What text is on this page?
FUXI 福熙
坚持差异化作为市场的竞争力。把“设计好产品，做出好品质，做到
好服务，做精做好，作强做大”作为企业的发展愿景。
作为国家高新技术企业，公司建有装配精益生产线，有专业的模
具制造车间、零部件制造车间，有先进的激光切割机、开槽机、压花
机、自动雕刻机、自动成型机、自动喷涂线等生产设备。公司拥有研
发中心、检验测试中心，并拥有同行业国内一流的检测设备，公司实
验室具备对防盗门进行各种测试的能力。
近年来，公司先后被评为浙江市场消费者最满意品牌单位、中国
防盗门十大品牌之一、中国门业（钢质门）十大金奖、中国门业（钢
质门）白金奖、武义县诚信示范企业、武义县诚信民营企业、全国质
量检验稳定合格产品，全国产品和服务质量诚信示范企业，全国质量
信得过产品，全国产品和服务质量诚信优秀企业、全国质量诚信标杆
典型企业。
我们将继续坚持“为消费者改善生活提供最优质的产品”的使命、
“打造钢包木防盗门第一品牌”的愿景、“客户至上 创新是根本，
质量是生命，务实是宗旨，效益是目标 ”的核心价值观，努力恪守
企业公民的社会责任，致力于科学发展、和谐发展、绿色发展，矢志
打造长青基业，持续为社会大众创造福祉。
---
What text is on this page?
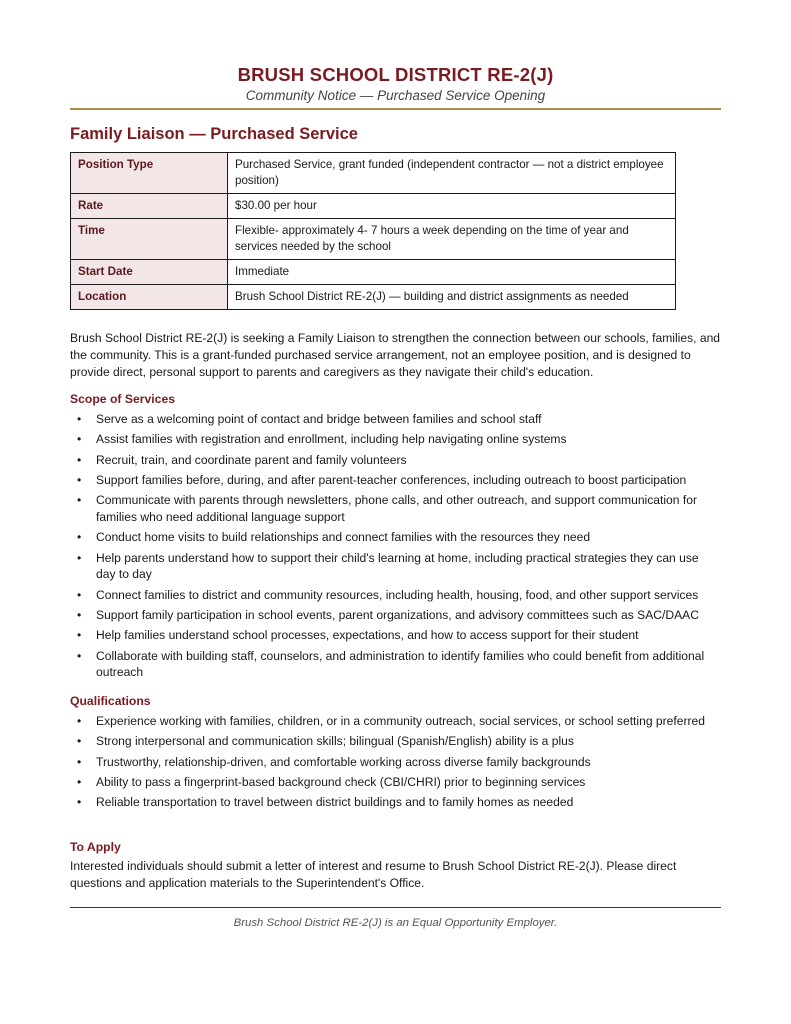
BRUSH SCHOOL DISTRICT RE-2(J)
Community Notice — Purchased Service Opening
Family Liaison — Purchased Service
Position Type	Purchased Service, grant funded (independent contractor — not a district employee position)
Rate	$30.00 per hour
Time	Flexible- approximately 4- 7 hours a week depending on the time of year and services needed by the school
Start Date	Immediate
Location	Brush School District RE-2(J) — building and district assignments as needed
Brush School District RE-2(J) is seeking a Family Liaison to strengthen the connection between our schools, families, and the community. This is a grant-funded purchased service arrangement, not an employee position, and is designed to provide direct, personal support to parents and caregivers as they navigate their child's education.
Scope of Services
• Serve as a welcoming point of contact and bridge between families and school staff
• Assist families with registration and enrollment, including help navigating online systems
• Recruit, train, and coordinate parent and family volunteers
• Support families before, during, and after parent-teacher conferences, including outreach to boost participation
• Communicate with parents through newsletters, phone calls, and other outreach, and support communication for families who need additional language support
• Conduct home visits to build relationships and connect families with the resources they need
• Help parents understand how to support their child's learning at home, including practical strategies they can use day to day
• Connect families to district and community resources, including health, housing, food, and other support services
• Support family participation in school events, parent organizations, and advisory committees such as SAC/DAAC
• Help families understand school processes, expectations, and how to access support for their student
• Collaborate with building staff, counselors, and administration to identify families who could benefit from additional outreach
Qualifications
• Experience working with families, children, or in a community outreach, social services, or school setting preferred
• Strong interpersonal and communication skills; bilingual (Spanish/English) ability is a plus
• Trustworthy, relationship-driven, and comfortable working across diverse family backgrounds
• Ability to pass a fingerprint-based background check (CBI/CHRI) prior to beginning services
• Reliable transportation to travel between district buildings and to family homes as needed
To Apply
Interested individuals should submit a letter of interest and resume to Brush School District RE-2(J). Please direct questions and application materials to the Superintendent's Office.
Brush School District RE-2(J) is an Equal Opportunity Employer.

* [Exercise brief]: Extract every line containing the string "needed" from the data above.

* [Finished exercise]:
Time	Flexible- approximately 4- 7 hours a week depending on the time of year and services needed by the school
Location	Brush School District RE-2(J) — building and district assignments as needed
• Reliable transportation to travel between district buildings and to family homes as needed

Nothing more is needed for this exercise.